--- Work item ---
In the entries below, how many lines contain the word "Clearance"? State the number and nothing more.
─── Records for this exercise ───
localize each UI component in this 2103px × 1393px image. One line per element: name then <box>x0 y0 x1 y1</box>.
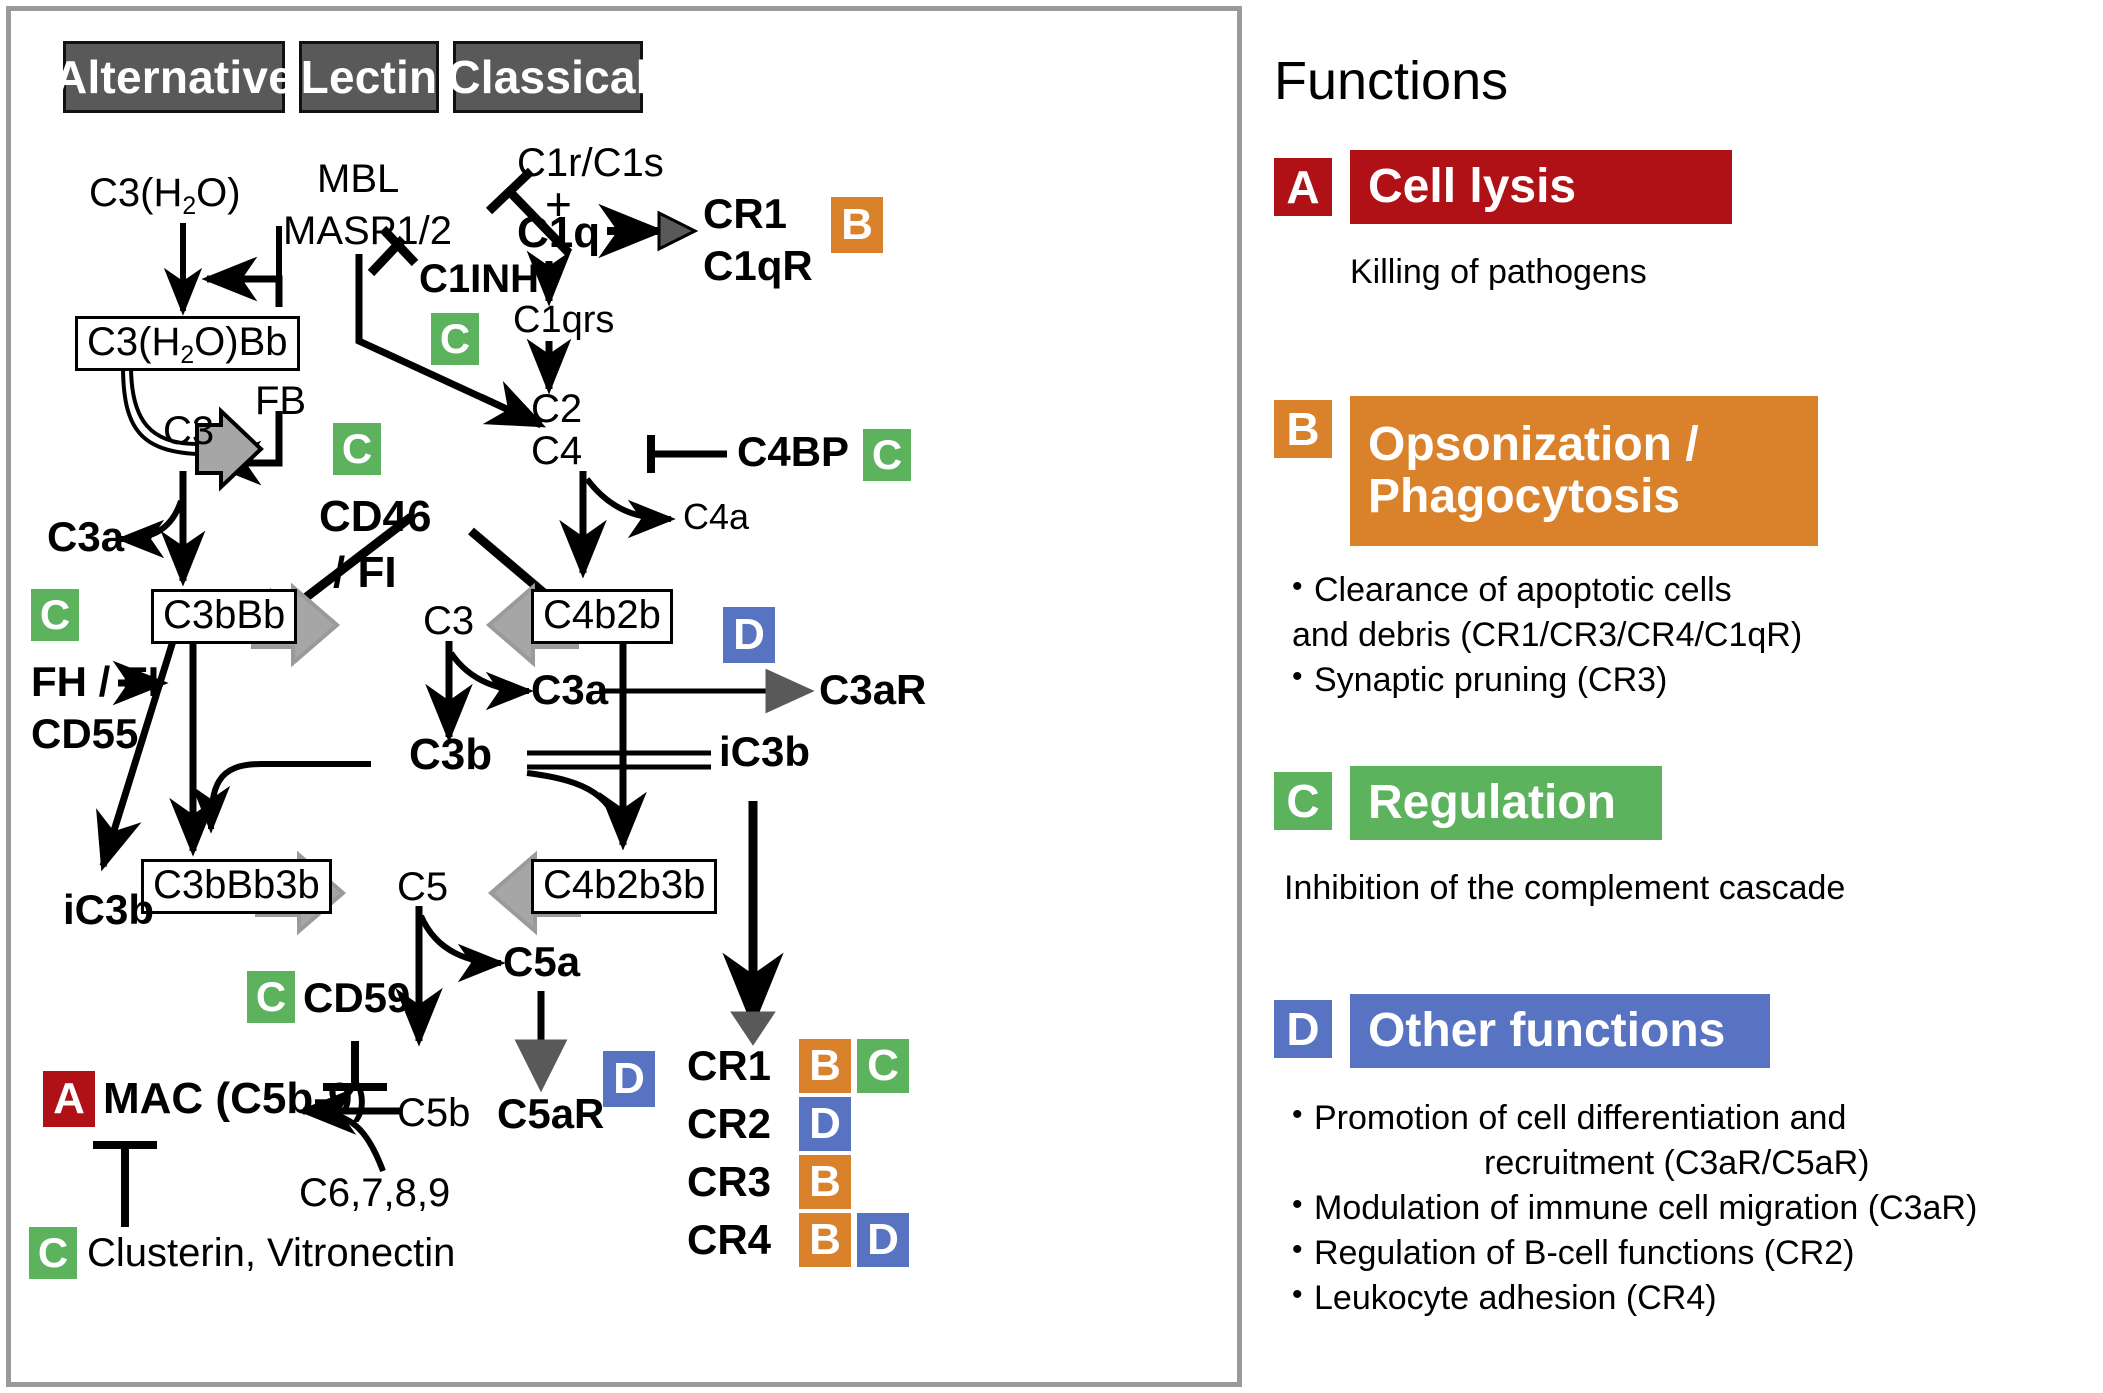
functions-title: Functions <box>1274 51 1509 111</box>
badge-c-c1inh: C <box>431 313 479 365</box>
pathway-label-classical: Classical <box>447 51 649 103</box>
receptor-name: CR2 <box>687 1100 772 1147</box>
diagram-arrows-layer <box>93 167 815 1227</box>
function-desc-c: Inhibition of the complement cascade <box>1284 869 1846 907</box>
bullet: Regulation of B-cell functions (CR2) <box>1288 1230 1977 1276</box>
node-c3-upper: C3 <box>163 409 215 453</box>
receptor-badge: C <box>857 1039 909 1093</box>
node-fh-fi: FH / FI <box>31 658 160 705</box>
node-c1q: C1q <box>517 208 601 257</box>
node-c1qrs: C1qrs <box>513 299 615 341</box>
bullet-line: Synaptic pruning (CR3) <box>1314 660 1668 699</box>
node-c5-mid: C5 <box>397 865 449 909</box>
pathway-header-lectin: Lectin <box>299 41 439 113</box>
complement-pathway-diagram: Alternative Lectin Classical C3(H2O) C3(… <box>6 6 1242 1387</box>
receptor-badge: B <box>799 1155 851 1209</box>
badge-d-c5ar: D <box>603 1051 655 1107</box>
node-ic3b-right: iC3b <box>719 728 811 775</box>
bullet-line: Modulation of immune cell migration (C3a… <box>1314 1188 1978 1227</box>
badge-c-clusterin: C <box>29 1227 77 1279</box>
bullet-line: and debris (CR1/CR3/CR4/C1qR) <box>1292 615 1803 654</box>
badge-a-mac: A <box>43 1071 95 1127</box>
node-c3bbb: C3bBb <box>151 589 298 644</box>
receptor-badge: D <box>857 1213 909 1267</box>
receptor-name: CR4 <box>687 1216 772 1263</box>
pathway-header-alternative: Alternative <box>54 41 294 113</box>
node-c4bp: C4BP <box>737 428 850 475</box>
badge-c-cd46: C <box>333 423 381 475</box>
receptor-name: CR3 <box>687 1158 772 1205</box>
badge-d-c3ar: D <box>723 607 775 663</box>
node-mbl: MBL <box>317 157 400 201</box>
function-bar-b-line1: Opsonization / <box>1368 418 1699 472</box>
function-bullets-b: Clearance of apoptotic cells and debris … <box>1288 567 1803 703</box>
bullet-line: Promotion of cell differentiation and <box>1314 1099 1847 1137</box>
node-c5b: C5b <box>397 1091 471 1135</box>
bullet: Modulation of immune cell migration (C3a… <box>1288 1185 1978 1231</box>
node-c6789: C6,7,8,9 <box>299 1171 451 1215</box>
badge-c-cd59: C <box>247 971 295 1023</box>
receptor-badge: B <box>799 1213 851 1267</box>
pathway-header-classical: Classical <box>447 41 648 113</box>
pathway-label-lectin: Lectin <box>300 51 438 103</box>
bullet-line: Leukocyte adhesion (CR4) <box>1314 1278 1717 1317</box>
node-c3a-left: C3a <box>47 513 125 560</box>
badge-c-c4bp: C <box>863 429 911 481</box>
node-c1r-c1s: C1r/C1s <box>517 141 664 185</box>
node-ic3b-left: iC3b <box>63 886 155 933</box>
function-bar-d: Other functions <box>1350 994 1770 1068</box>
node-c5a: C5a <box>503 938 581 985</box>
badge-b-c1qr: B <box>831 197 883 253</box>
complement-cascade-figure: Alternative Lectin Classical C3(H2O) C3(… <box>0 0 2103 1393</box>
receptor-badge: D <box>799 1097 851 1151</box>
function-badge-a: A <box>1274 158 1332 216</box>
node-cd55: CD55 <box>31 710 139 757</box>
node-cd46: CD46 <box>319 492 432 541</box>
functions-legend-panel: Functions A Cell lysis Killing of pathog… <box>1258 0 2103 1393</box>
node-fi: / FI <box>333 548 397 597</box>
node-cr1-top: CR1 <box>703 190 788 237</box>
node-c3-mid: C3 <box>423 599 475 643</box>
pathway-label-alternative: Alternative <box>54 51 294 103</box>
function-badge-c: C <box>1274 772 1332 830</box>
node-cd59: CD59 <box>303 974 411 1021</box>
receptor-badge: B <box>799 1039 851 1093</box>
bullet-line: recruitment (C3aR/C5aR) <box>1484 1143 1870 1182</box>
function-badge-d: D <box>1274 1000 1332 1058</box>
node-c3ar: C3aR <box>819 666 927 713</box>
bullet-line: Clearance of apoptotic cells <box>1314 571 1732 609</box>
node-c5ar: C5aR <box>497 1090 605 1137</box>
bullet: Synaptic pruning (CR3) <box>1288 657 1802 703</box>
node-c2: C2 <box>531 387 583 431</box>
node-mac: MAC (C5b-9) <box>103 1074 367 1123</box>
badge-c-fh-fi: C <box>31 589 79 641</box>
receptor-name: CR1 <box>687 1042 772 1089</box>
function-badge-b: B <box>1274 400 1332 458</box>
function-desc-a: Killing of pathogens <box>1350 253 1647 291</box>
node-clusterin-vitronectin: Clusterin, Vitronectin <box>87 1231 456 1275</box>
node-c3-h2o-bb: C3(H2O)Bb <box>75 316 300 371</box>
node-c3-h2o: C3(H2O) <box>89 171 241 220</box>
node-c1inh: C1INH <box>419 257 540 301</box>
node-fb: FB <box>255 379 307 423</box>
function-bar-b: Opsonization / Phagocytosis <box>1350 396 1818 546</box>
function-bar-c: Regulation <box>1350 766 1662 840</box>
node-c4: C4 <box>531 429 583 473</box>
bullet: Leukocyte adhesion (CR4) <box>1288 1275 1977 1321</box>
node-c3bbb3b: C3bBb3b <box>141 859 332 914</box>
node-c1qr-top: C1qR <box>703 242 813 289</box>
node-c4b2b: C4b2b <box>531 589 673 644</box>
function-bar-b-line2: Phagocytosis <box>1368 470 1681 523</box>
bullet: Promotion of cell differentiation and re… <box>1288 1095 1977 1186</box>
bullet-line: Regulation of B-cell functions (CR2) <box>1314 1233 1855 1272</box>
function-bullets-d: Promotion of cell differentiation and re… <box>1288 1095 1978 1321</box>
node-c3b-mid: C3b <box>409 730 493 779</box>
bullet: Clearance of apoptotic cells and debris … <box>1288 567 1803 658</box>
node-c4a: C4a <box>683 496 750 537</box>
node-masp: MASP1/2 <box>283 209 452 253</box>
function-bar-a: Cell lysis <box>1350 150 1732 224</box>
node-c4b2b3b: C4b2b3b <box>531 859 718 914</box>
node-c3a-mid: C3a <box>531 666 609 713</box>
───
--- Result for this task ---
3